Problem statement » Can you repeat the lines below word for word, without changing anything?

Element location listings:
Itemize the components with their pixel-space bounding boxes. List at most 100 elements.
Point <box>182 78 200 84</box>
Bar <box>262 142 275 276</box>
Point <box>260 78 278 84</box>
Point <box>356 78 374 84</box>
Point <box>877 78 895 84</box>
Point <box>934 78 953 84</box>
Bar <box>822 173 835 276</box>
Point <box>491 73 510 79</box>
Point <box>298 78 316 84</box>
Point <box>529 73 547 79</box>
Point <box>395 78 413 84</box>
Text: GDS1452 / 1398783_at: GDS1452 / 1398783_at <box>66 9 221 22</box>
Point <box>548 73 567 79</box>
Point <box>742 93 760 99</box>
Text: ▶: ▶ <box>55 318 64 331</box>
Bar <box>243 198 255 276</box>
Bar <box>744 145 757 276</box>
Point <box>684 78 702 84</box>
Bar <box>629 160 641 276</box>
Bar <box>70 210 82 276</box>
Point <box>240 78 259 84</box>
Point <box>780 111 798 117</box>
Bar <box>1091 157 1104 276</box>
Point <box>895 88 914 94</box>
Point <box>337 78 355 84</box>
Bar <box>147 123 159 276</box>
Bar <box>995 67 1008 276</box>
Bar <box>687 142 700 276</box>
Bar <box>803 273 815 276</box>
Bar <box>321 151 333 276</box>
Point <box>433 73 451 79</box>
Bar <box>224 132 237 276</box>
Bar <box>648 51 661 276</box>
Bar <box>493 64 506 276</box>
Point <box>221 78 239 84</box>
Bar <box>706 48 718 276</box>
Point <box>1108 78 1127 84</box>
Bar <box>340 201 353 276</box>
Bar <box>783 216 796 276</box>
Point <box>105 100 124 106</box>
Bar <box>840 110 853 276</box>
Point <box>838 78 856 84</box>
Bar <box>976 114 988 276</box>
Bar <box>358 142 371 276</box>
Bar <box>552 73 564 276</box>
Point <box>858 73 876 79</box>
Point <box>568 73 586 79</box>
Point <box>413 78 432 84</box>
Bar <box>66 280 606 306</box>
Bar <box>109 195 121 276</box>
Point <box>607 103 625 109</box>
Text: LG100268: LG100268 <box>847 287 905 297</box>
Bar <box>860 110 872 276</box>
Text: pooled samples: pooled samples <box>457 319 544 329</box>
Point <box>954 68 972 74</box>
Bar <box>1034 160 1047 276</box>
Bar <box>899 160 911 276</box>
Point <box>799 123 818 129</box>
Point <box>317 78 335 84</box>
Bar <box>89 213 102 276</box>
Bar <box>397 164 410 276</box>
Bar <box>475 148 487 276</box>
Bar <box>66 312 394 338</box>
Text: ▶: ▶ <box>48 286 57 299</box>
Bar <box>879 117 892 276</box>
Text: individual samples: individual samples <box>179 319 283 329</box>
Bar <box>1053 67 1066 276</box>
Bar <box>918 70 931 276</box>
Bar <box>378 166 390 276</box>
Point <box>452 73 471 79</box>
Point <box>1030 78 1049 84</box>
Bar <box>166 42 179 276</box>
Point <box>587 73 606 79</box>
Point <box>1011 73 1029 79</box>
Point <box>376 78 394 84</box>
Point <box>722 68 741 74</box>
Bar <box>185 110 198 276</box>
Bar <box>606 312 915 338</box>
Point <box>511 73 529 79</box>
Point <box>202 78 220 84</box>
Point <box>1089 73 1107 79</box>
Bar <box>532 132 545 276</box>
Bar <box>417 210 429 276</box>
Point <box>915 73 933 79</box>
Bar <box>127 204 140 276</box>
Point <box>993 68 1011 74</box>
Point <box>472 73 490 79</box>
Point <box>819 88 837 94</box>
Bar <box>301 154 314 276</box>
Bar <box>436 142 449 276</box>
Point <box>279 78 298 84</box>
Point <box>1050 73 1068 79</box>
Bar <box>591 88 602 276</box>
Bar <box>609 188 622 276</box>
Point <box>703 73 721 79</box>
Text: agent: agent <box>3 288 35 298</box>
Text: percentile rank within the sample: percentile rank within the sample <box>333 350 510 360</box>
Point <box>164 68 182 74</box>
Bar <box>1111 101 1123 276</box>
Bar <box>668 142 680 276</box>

Result of this exercise »
Itemize the components with their pixel-space bounding boxes. List at most 100 elements.
Point <box>182 78 200 84</box>
Bar <box>262 142 275 276</box>
Point <box>260 78 278 84</box>
Point <box>356 78 374 84</box>
Point <box>877 78 895 84</box>
Point <box>934 78 953 84</box>
Bar <box>822 173 835 276</box>
Point <box>491 73 510 79</box>
Point <box>298 78 316 84</box>
Point <box>529 73 547 79</box>
Point <box>395 78 413 84</box>
Text: GDS1452 / 1398783_at: GDS1452 / 1398783_at <box>66 9 221 22</box>
Point <box>548 73 567 79</box>
Point <box>742 93 760 99</box>
Text: ▶: ▶ <box>55 318 64 331</box>
Bar <box>243 198 255 276</box>
Bar <box>744 145 757 276</box>
Point <box>684 78 702 84</box>
Bar <box>629 160 641 276</box>
Bar <box>70 210 82 276</box>
Point <box>240 78 259 84</box>
Point <box>780 111 798 117</box>
Bar <box>1091 157 1104 276</box>
Point <box>895 88 914 94</box>
Point <box>337 78 355 84</box>
Bar <box>147 123 159 276</box>
Bar <box>995 67 1008 276</box>
Bar <box>687 142 700 276</box>
Bar <box>803 273 815 276</box>
Bar <box>321 151 333 276</box>
Point <box>433 73 451 79</box>
Bar <box>224 132 237 276</box>
Bar <box>648 51 661 276</box>
Bar <box>493 64 506 276</box>
Point <box>221 78 239 84</box>
Bar <box>706 48 718 276</box>
Point <box>1108 78 1127 84</box>
Bar <box>340 201 353 276</box>
Bar <box>783 216 796 276</box>
Point <box>105 100 124 106</box>
Bar <box>840 110 853 276</box>
Point <box>838 78 856 84</box>
Bar <box>976 114 988 276</box>
Bar <box>358 142 371 276</box>
Bar <box>552 73 564 276</box>
Point <box>858 73 876 79</box>
Point <box>568 73 586 79</box>
Point <box>413 78 432 84</box>
Bar <box>66 280 606 306</box>
Bar <box>109 195 121 276</box>
Point <box>607 103 625 109</box>
Text: LG100268: LG100268 <box>847 287 905 297</box>
Bar <box>860 110 872 276</box>
Text: pooled samples: pooled samples <box>457 319 544 329</box>
Point <box>954 68 972 74</box>
Bar <box>1034 160 1047 276</box>
Bar <box>899 160 911 276</box>
Point <box>799 123 818 129</box>
Point <box>317 78 335 84</box>
Bar <box>89 213 102 276</box>
Bar <box>397 164 410 276</box>
Bar <box>475 148 487 276</box>
Bar <box>66 312 394 338</box>
Text: ▶: ▶ <box>48 286 57 299</box>
Bar <box>879 117 892 276</box>
Text: individual samples: individual samples <box>179 319 283 329</box>
Bar <box>1053 67 1066 276</box>
Bar <box>918 70 931 276</box>
Bar <box>378 166 390 276</box>
Point <box>452 73 471 79</box>
Point <box>1030 78 1049 84</box>
Bar <box>166 42 179 276</box>
Point <box>587 73 606 79</box>
Point <box>1011 73 1029 79</box>
Point <box>376 78 394 84</box>
Point <box>722 68 741 74</box>
Bar <box>185 110 198 276</box>
Bar <box>606 312 915 338</box>
Point <box>511 73 529 79</box>
Point <box>202 78 220 84</box>
Point <box>1089 73 1107 79</box>
Bar <box>532 132 545 276</box>
Bar <box>417 210 429 276</box>
Point <box>915 73 933 79</box>
Bar <box>127 204 140 276</box>
Point <box>993 68 1011 74</box>
Point <box>472 73 490 79</box>
Point <box>819 88 837 94</box>
Bar <box>301 154 314 276</box>
Bar <box>436 142 449 276</box>
Point <box>279 78 298 84</box>
Point <box>1050 73 1068 79</box>
Bar <box>591 88 602 276</box>
Bar <box>609 188 622 276</box>
Point <box>703 73 721 79</box>
Text: agent: agent <box>3 288 35 298</box>
Text: percentile rank within the sample: percentile rank within the sample <box>333 350 510 360</box>
Point <box>164 68 182 74</box>
Bar <box>1111 101 1123 276</box>
Bar <box>668 142 680 276</box>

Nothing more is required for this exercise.